Transcribe the records below exactly.
◆ ◆ ◆ ◆
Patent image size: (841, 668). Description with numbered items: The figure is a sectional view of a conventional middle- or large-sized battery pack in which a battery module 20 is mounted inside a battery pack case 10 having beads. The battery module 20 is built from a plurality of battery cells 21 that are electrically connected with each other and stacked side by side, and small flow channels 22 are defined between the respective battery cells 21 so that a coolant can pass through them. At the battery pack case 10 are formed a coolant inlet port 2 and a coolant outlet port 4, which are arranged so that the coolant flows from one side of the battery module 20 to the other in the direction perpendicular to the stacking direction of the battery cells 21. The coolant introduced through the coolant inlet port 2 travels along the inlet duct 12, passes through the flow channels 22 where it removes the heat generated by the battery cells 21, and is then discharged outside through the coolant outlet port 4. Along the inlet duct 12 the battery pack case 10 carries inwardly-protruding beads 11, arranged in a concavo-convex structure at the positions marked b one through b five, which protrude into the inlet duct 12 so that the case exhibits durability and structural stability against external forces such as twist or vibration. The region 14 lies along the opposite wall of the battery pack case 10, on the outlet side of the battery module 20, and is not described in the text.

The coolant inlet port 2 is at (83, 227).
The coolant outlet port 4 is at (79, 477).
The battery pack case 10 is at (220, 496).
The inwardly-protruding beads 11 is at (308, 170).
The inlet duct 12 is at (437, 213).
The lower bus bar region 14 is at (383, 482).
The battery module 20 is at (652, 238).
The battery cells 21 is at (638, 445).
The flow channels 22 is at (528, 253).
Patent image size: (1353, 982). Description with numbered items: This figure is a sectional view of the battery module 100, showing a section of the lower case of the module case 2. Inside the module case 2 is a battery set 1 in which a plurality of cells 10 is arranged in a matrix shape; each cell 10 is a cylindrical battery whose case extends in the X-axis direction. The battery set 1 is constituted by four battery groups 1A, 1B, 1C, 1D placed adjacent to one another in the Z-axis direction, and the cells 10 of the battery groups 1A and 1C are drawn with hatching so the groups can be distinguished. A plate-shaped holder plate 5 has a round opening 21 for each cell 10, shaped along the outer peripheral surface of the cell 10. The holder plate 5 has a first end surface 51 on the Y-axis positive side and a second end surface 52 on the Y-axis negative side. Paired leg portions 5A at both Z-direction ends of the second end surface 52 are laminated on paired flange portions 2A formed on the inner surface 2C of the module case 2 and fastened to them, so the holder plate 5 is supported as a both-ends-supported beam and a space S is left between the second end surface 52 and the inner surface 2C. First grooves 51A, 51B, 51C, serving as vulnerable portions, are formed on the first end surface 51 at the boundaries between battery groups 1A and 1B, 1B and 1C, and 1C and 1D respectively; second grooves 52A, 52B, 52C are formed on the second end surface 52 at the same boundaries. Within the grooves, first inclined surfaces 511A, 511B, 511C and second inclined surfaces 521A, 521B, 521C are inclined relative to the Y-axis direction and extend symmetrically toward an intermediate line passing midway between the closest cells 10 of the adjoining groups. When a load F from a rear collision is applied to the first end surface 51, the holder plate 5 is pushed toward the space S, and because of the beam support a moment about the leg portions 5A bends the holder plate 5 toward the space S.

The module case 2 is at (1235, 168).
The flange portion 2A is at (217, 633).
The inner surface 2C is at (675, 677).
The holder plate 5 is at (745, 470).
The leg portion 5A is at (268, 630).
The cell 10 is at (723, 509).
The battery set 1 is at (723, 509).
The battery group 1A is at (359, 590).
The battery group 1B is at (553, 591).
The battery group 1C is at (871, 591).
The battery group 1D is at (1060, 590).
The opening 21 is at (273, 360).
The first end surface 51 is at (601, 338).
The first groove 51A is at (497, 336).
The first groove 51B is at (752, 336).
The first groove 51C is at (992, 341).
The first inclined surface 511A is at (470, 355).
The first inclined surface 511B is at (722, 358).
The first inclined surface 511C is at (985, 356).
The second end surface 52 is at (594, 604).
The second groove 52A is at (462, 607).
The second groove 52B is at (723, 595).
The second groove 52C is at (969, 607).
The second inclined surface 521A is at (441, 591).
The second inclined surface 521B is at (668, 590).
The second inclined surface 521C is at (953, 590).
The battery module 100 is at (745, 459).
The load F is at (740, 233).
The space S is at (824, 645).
◆ ◆ ◆ ◆
### Answer section
Patent image size: (841, 668). Description with numbered items: The figure is a sectional view of a conventional middle- or large-sized battery pack in which a battery module 20 is mounted inside a battery pack case 10 having beads. The battery module 20 is built from a plurality of battery cells 21 that are electrically connected with each other and stacked side by side, and small flow channels 22 are defined between the respective battery cells 21 so that a coolant can pass through them. At the battery pack case 10 are formed a coolant inlet port 2 and a coolant outlet port 4, which are arranged so that the coolant flows from one side of the battery module 20 to the other in the direction perpendicular to the stacking direction of the battery cells 21. The coolant introduced through the coolant inlet port 2 travels along the inlet duct 12, passes through the flow channels 22 where it removes the heat generated by the battery cells 21, and is then discharged outside through the coolant outlet port 4. Along the inlet duct 12 the battery pack case 10 carries inwardly-protruding beads 11, arranged in a concavo-convex structure at the positions marked b one through b five, which protrude into the inlet duct 12 so that the case exhibits durability and structural stability against external forces such as twist or vibration. The region 14 lies along the opposite wall of the battery pack case 10, on the outlet side of the battery module 20, and is not described in the text.

The coolant inlet port 2 is at (83, 227).
The coolant outlet port 4 is at (79, 477).
The battery pack case 10 is at (220, 496).
The inwardly-protruding beads 11 is at (308, 170).
The inlet duct 12 is at (437, 213).
The lower bus bar region 14 is at (383, 482).
The battery module 20 is at (652, 238).
The battery cells 21 is at (638, 445).
The flow channels 22 is at (528, 253).
Patent image size: (1353, 982). Description with numbered items: This figure is a sectional view of the battery module 100, showing a section of the lower case of the module case 2. Inside the module case 2 is a battery set 1 in which a plurality of cells 10 is arranged in a matrix shape; each cell 10 is a cylindrical battery whose case extends in the X-axis direction. The battery set 1 is constituted by four battery groups 1A, 1B, 1C, 1D placed adjacent to one another in the Z-axis direction, and the cells 10 of the battery groups 1A and 1C are drawn with hatching so the groups can be distinguished. A plate-shaped holder plate 5 has a round opening 21 for each cell 10, shaped along the outer peripheral surface of the cell 10. The holder plate 5 has a first end surface 51 on the Y-axis positive side and a second end surface 52 on the Y-axis negative side. Paired leg portions 5A at both Z-direction ends of the second end surface 52 are laminated on paired flange portions 2A formed on the inner surface 2C of the module case 2 and fastened to them, so the holder plate 5 is supported as a both-ends-supported beam and a space S is left between the second end surface 52 and the inner surface 2C. First grooves 51A, 51B, 51C, serving as vulnerable portions, are formed on the first end surface 51 at the boundaries between battery groups 1A and 1B, 1B and 1C, and 1C and 1D respectively; second grooves 52A, 52B, 52C are formed on the second end surface 52 at the same boundaries. Within the grooves, first inclined surfaces 511A, 511B, 511C and second inclined surfaces 521A, 521B, 521C are inclined relative to the Y-axis direction and extend symmetrically toward an intermediate line passing midway between the closest cells 10 of the adjoining groups. When a load F from a rear collision is applied to the first end surface 51, the holder plate 5 is pushed toward the space S, and because of the beam support a moment about the leg portions 5A bends the holder plate 5 toward the space S.

The module case 2 is at (1235, 168).
The flange portion 2A is at (217, 633).
The inner surface 2C is at (675, 677).
The holder plate 5 is at (745, 470).
The leg portion 5A is at (268, 630).
The cell 10 is at (723, 509).
The battery set 1 is at (723, 509).
The battery group 1A is at (359, 590).
The battery group 1B is at (553, 591).
The battery group 1C is at (871, 591).
The battery group 1D is at (1060, 590).
The opening 21 is at (273, 360).
The first end surface 51 is at (601, 338).
The first groove 51A is at (497, 336).
The first groove 51B is at (752, 336).
The first groove 51C is at (992, 341).
The first inclined surface 511A is at (470, 355).
The first inclined surface 511B is at (722, 358).
The first inclined surface 511C is at (985, 356).
The second end surface 52 is at (594, 604).
The second groove 52A is at (462, 607).
The second groove 52B is at (723, 595).
The second groove 52C is at (969, 607).
The second inclined surface 521A is at (441, 591).
The second inclined surface 521B is at (668, 590).
The second inclined surface 521C is at (953, 590).
The battery module 100 is at (745, 459).
The load F is at (740, 233).
The space S is at (824, 645).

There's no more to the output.